[begin Supplied text]

Avionic Sensor Module

This is one of my oldest project to date, It is a sensor module that I designed for a RC helicopter to detect atmospheric changes. The project is based on a ATMEGA 8 chip and PCB layout and design was made but never manufactured.


Avionic Modules are used in airline industries mainly in aircrafts to measure changes in the physical parameter. These modules are used by air traffic controllers to measure the condition for the environment and based on the measured data, they could inform the pilots in order to provide pilots with accurate data and ensure that the plane is landing safely. They modules are also used inside the aircraft’s fuselage to provide pilots or operators with up to date data regarding the changing environment conditions that are important for the pilots to make decision for the safety of the passengers on board the plane. There are different types of modules available in the market. These modules vary depending on the type of the plane. In such modules are the temperature sensor, air velocity sensor, pressure sensor and most of all altitude sensor. Hence, avionic sensor modules are the very heart of the airline industries.


The objective of this project is to design an avionic sensor module that could measure, air velocity, temperature, pressure, altitude, 3D orientation and 3d position of the plane. This will be accomplished by using off the shelf sensors that are available in the university laboratories. The goal is to measure the environmental parameter and by using ADC, interface the sensor plus signal conditioning circuits with a microcontroller so that the reading could be obtained instantly on an LCD screen. The microcontroller used for this project is ATMEGA32. If time permits the module will be tested on a kite for measure physical parameter. The module will be lighter enough to be used on a kite to measure the physical parameters on a low altitude.

[end Supplied text]
[begin Given data]

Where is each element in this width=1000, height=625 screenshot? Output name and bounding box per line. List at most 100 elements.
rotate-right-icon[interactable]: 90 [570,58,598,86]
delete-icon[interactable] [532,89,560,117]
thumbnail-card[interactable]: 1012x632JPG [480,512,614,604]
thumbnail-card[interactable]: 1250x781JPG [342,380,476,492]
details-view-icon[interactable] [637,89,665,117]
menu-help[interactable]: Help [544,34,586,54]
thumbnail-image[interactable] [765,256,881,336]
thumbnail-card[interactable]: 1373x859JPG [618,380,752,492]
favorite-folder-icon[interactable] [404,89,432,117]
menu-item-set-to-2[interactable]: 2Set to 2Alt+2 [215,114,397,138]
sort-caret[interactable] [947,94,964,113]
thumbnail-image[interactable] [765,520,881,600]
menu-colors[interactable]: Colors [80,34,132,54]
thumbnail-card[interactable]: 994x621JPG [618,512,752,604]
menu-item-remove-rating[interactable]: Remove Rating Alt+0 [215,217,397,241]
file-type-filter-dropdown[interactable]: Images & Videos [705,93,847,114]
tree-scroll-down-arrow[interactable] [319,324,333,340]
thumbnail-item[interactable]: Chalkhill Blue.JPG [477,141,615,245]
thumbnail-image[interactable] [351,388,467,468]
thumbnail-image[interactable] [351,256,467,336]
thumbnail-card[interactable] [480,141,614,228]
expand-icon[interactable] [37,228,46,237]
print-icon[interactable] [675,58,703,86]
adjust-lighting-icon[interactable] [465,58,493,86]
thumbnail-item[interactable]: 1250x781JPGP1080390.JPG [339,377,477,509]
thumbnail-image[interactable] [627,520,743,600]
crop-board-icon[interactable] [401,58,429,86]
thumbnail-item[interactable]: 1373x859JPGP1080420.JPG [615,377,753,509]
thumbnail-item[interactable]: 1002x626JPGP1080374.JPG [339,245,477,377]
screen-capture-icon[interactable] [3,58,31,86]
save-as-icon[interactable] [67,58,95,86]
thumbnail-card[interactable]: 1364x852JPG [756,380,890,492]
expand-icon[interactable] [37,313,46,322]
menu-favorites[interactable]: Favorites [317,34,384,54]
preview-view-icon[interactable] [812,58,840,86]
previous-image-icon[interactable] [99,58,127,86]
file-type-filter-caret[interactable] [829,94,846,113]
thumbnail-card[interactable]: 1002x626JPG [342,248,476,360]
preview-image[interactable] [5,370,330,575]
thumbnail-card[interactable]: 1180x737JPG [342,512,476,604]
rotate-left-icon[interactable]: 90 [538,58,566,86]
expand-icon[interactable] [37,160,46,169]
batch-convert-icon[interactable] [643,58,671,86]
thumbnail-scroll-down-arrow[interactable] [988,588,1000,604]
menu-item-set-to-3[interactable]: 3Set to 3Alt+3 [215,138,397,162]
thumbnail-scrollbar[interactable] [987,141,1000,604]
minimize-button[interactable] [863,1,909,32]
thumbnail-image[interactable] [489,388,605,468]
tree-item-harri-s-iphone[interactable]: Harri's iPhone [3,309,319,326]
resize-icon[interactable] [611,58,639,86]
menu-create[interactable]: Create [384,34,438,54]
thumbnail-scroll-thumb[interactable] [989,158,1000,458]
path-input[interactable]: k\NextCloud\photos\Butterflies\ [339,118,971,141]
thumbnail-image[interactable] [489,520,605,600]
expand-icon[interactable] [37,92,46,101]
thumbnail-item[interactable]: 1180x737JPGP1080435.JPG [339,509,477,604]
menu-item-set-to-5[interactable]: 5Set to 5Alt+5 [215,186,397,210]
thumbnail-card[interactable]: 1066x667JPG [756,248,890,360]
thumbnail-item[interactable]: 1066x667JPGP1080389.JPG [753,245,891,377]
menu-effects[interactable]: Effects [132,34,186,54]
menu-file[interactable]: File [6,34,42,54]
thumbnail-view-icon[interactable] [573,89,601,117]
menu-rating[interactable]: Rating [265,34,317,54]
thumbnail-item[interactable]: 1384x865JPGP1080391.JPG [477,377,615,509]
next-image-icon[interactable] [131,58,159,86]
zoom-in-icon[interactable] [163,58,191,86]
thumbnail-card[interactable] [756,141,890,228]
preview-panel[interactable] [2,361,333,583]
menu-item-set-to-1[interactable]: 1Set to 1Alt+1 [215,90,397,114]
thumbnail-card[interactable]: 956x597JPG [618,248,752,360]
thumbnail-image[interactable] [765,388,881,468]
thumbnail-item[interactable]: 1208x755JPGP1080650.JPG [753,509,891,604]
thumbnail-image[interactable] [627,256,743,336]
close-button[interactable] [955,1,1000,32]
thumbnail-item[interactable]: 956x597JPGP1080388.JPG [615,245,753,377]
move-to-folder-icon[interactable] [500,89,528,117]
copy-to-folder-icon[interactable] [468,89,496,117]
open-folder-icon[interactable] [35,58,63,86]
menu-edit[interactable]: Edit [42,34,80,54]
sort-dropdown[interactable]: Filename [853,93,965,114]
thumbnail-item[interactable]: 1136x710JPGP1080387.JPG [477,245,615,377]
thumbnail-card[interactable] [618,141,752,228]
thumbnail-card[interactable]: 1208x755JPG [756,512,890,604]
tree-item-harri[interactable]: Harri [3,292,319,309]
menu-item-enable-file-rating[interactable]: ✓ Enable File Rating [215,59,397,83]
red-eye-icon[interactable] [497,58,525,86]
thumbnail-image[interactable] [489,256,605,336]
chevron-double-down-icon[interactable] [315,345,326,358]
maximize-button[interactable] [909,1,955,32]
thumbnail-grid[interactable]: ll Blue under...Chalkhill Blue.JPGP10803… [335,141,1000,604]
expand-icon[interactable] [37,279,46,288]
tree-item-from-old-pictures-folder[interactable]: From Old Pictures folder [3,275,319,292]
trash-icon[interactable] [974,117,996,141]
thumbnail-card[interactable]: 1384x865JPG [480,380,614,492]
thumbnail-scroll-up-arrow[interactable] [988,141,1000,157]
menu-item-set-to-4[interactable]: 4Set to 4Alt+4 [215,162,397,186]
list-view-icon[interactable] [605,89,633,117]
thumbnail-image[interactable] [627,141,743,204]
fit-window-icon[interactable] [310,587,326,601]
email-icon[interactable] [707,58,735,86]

[end Given data]
[begin Given data]

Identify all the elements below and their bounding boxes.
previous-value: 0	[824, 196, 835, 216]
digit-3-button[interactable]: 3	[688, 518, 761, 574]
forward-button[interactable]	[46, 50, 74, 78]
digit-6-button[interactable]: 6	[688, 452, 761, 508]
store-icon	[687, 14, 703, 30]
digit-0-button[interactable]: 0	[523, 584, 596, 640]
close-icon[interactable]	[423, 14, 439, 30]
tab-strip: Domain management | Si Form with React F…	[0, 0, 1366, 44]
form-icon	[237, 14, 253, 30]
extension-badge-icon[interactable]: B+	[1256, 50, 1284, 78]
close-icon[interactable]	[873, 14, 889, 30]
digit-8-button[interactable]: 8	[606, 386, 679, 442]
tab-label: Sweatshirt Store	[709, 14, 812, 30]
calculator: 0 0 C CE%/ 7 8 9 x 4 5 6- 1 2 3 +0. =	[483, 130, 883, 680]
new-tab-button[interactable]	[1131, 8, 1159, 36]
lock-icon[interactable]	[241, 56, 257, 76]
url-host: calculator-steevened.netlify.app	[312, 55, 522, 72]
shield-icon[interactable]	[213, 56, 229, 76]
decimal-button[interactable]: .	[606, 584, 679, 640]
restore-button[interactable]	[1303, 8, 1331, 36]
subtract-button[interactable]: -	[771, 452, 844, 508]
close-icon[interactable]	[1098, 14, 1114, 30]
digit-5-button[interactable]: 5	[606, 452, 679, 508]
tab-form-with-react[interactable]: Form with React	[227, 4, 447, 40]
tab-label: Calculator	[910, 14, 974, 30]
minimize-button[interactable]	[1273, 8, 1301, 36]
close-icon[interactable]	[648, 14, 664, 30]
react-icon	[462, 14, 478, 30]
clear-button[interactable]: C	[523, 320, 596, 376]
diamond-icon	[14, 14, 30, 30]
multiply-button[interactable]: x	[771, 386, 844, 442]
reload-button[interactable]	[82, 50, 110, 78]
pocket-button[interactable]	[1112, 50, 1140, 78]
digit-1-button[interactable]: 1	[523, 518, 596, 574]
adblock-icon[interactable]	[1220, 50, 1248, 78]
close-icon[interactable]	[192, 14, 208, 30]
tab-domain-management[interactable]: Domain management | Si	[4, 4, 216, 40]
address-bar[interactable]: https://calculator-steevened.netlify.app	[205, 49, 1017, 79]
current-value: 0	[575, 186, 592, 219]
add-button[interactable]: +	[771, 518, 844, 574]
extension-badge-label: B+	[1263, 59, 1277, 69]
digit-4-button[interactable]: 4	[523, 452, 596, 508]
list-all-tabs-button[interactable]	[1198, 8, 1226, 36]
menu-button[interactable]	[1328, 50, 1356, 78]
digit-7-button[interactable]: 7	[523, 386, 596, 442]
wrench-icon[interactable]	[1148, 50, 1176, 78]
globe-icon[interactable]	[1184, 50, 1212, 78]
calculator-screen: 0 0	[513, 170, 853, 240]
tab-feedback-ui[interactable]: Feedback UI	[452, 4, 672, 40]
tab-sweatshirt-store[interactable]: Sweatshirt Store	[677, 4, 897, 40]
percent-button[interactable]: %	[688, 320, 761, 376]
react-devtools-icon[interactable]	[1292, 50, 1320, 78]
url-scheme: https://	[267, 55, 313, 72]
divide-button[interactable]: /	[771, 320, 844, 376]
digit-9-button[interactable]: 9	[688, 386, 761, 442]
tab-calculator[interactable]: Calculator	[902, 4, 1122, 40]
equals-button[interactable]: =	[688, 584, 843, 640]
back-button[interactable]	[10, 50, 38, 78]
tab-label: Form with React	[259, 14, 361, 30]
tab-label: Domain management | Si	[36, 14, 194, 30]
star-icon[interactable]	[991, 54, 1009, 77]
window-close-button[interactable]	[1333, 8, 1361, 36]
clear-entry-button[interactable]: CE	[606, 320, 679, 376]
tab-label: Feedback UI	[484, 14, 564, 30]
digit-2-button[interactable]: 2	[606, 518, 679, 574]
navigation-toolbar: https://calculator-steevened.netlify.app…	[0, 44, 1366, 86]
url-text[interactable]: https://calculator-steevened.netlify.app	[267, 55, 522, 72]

[end Given data]

▶ Work instructions
- 1) According to the avionic sensor module text, what will the module be tested on if time permits?
- 2) List every parameter that the avionic sensor module text says the project's module should measure.
- 3) Write the next part of the avionic sensor module text, picking up right after its final sentence.
The items can be left aside; nothing here depends on them.

▶ Answers for this exercise
- 1) A kite.

- 2) Air velocity, temperature, pressure, altitude, 3D orientation, 3D position

- 3)
The microcontroller used for this project is ATmega 32 from AVR. The ATmega32 is a low-power CMOS 8-bit microcontroller based on the AVR enhanced RISC architecture. By executing powerful instructions in a single clock cycle, the ATmega32 achieves throughputs approaching 1 MIPS per MHz allowing the system designer to optimize power consumption versus processing speed.


The temperature sensor used for this project is LM335. The LM335 are precision temperature sensors which can be easily calibrated. They operate as a 2-terminal Zener and the breakdown voltage is directly proportional to the absolute temperature at 10mV/°K. The circuit has a dynamic impedance of less than 1Ω and operates within a range of current from 450μA to 5mA without alteration of its characteristics. Calibrated at +25°C, the LM335 have a typical error of less than 1°C over a 100°C temperature range. Unlike other sensors, LM335 have a linear output.

To measure orientation Gyroscope was used, the gyro used for this project is a single axis evaluation board that can measure the yew movement. The gyro used is ADXRS150EB from Analog Device. The ADXRS150EB is a simple evaluation board that allows the user to quickly evaluate the performance of the ADXRS150ABG yaw rate gyro. No additional external components are required for operation. The ADXRS150EB has a 20-lead dual-in-line (0.3 inch width by 0.1 inch pin spacing) interface that allows the user to easily prototype products without having to deal with BGA soldering. The 0.4 square inch outline of the ADXRS150EB is still among the smallest gyros available today.


The Accelerometer used for this project is ADXL150EB.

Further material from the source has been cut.